* Begin *

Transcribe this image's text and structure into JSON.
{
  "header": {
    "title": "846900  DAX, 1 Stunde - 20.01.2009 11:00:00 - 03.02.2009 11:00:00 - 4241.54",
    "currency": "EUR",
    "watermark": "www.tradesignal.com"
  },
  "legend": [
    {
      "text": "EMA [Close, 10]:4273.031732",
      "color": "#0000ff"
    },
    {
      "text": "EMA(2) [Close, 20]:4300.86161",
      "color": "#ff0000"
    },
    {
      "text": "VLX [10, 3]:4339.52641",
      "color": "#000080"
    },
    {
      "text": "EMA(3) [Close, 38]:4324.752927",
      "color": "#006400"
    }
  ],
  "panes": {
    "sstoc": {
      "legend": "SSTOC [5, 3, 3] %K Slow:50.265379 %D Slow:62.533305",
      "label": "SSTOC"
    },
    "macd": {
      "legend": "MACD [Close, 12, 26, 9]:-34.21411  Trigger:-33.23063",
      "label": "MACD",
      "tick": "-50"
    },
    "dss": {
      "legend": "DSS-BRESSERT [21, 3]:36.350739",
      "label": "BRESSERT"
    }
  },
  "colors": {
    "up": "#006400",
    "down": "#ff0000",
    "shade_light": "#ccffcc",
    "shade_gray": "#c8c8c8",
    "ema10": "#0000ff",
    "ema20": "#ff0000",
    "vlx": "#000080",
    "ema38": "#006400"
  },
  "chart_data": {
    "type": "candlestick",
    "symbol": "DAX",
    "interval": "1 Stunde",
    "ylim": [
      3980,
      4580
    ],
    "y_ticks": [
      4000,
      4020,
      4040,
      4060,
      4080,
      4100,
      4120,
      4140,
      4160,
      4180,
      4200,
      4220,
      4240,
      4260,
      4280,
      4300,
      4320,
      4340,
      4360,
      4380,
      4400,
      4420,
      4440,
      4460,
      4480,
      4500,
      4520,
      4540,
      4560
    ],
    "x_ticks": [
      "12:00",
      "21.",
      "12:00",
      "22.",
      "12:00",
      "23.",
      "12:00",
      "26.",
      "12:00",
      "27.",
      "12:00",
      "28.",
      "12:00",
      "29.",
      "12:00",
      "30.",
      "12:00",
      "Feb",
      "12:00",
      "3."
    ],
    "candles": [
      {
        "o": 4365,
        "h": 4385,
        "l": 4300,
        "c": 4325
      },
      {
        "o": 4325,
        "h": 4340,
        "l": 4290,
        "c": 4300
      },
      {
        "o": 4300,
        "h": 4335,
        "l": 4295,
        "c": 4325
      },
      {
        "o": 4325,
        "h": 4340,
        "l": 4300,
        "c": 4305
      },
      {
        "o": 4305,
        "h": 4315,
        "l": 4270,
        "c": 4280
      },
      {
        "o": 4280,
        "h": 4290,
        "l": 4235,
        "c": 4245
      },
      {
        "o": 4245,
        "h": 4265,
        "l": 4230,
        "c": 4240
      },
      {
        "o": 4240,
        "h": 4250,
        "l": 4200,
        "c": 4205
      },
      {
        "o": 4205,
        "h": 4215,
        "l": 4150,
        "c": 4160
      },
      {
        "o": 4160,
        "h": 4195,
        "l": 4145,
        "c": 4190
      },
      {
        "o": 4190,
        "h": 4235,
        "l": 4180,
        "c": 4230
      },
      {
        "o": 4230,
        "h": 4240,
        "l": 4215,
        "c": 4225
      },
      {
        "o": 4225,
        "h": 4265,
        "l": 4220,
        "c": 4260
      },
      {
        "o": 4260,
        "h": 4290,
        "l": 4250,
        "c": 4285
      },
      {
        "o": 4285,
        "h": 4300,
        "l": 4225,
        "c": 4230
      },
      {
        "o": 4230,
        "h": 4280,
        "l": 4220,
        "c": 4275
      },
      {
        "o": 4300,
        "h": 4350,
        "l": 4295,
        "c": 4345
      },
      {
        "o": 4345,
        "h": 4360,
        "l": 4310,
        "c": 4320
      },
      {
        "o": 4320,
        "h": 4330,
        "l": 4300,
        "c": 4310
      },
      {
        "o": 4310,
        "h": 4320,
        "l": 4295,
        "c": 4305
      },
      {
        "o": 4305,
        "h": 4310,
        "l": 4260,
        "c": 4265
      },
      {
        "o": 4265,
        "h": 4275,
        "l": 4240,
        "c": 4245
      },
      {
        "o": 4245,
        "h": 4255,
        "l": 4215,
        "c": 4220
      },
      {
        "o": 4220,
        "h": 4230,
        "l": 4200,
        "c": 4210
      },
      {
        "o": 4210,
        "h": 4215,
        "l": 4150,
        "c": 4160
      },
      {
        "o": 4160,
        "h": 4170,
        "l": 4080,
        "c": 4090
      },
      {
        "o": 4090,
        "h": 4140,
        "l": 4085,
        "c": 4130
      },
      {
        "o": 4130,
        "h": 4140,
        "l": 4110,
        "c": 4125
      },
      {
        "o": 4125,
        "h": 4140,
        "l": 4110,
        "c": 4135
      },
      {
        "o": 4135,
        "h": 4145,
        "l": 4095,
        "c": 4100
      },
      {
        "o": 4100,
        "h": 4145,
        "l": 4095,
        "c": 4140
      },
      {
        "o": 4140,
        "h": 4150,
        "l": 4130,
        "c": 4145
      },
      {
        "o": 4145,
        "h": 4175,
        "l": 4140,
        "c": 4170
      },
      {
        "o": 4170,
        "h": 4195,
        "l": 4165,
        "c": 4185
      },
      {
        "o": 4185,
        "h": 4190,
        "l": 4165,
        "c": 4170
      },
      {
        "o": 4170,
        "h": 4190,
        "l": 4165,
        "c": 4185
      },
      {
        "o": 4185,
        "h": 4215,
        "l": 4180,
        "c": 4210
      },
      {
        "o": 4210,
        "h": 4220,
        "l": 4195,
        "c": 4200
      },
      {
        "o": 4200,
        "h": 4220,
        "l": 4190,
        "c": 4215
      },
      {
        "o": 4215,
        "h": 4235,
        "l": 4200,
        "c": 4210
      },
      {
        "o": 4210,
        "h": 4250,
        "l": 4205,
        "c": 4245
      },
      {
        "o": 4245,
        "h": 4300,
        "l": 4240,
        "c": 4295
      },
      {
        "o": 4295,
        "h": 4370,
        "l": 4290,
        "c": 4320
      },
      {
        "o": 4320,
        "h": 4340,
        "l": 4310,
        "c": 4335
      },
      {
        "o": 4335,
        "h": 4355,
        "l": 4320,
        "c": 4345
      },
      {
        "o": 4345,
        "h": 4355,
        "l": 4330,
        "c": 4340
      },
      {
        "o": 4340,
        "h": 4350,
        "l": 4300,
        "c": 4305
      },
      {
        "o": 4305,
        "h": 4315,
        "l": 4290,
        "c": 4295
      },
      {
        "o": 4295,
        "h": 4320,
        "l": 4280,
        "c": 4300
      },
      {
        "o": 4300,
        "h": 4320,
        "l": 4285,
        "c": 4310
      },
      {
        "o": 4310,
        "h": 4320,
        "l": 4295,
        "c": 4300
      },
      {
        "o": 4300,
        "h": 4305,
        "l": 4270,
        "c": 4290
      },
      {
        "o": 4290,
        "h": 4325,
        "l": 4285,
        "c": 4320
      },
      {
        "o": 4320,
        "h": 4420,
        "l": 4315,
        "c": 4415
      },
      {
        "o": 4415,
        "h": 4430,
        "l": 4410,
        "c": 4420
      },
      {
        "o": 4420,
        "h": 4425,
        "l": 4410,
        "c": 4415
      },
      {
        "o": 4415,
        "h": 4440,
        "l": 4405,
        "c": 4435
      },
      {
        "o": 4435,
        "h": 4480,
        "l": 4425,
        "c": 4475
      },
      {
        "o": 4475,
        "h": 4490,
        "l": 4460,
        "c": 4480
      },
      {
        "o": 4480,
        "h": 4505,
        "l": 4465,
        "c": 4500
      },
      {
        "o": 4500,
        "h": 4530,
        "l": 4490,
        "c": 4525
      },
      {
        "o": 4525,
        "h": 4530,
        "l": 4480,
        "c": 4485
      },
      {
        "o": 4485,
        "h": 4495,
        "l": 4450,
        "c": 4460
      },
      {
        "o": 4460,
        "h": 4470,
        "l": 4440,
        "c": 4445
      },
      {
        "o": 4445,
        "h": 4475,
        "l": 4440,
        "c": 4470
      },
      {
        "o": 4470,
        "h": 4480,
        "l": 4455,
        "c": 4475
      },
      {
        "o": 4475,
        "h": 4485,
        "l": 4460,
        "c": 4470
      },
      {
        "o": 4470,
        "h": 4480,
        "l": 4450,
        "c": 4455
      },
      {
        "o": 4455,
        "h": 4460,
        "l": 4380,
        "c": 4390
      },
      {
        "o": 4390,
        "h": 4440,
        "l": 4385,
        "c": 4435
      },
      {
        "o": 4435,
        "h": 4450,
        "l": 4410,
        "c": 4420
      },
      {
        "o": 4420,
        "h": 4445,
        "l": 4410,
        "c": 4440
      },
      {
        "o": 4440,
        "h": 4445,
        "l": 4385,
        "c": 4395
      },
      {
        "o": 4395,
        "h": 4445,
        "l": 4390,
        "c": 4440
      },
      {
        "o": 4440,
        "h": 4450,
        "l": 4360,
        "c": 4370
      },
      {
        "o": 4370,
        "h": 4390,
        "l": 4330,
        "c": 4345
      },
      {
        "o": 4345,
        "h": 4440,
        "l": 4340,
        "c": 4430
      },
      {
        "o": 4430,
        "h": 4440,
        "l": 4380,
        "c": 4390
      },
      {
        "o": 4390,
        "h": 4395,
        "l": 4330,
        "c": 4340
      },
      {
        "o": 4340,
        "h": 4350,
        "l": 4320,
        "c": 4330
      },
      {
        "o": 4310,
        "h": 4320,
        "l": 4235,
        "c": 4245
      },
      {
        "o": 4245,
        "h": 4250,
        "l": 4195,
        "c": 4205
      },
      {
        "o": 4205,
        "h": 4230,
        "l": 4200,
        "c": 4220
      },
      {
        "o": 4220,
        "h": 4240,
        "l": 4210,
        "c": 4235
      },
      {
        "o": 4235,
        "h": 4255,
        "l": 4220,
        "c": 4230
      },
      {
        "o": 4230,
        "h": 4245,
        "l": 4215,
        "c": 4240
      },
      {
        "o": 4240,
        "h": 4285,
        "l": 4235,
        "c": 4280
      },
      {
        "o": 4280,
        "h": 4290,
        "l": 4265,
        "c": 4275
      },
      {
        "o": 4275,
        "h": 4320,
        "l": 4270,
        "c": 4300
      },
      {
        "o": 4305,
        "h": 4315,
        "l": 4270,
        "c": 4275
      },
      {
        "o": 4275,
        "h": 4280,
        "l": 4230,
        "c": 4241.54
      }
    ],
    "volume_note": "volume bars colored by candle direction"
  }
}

* End *

▶ _Written exercise_:
From the entries above, return each line with the word "text" in it.

▶ _The output_:
Transcribe this image's text and structure into JSON.
      "text": "EMA [Close, 10]:4273.031732",
      "text": "EMA(2) [Close, 20]:4300.86161",
      "text": "VLX [10, 3]:4339.52641",
      "text": "EMA(3) [Close, 38]:4324.752927",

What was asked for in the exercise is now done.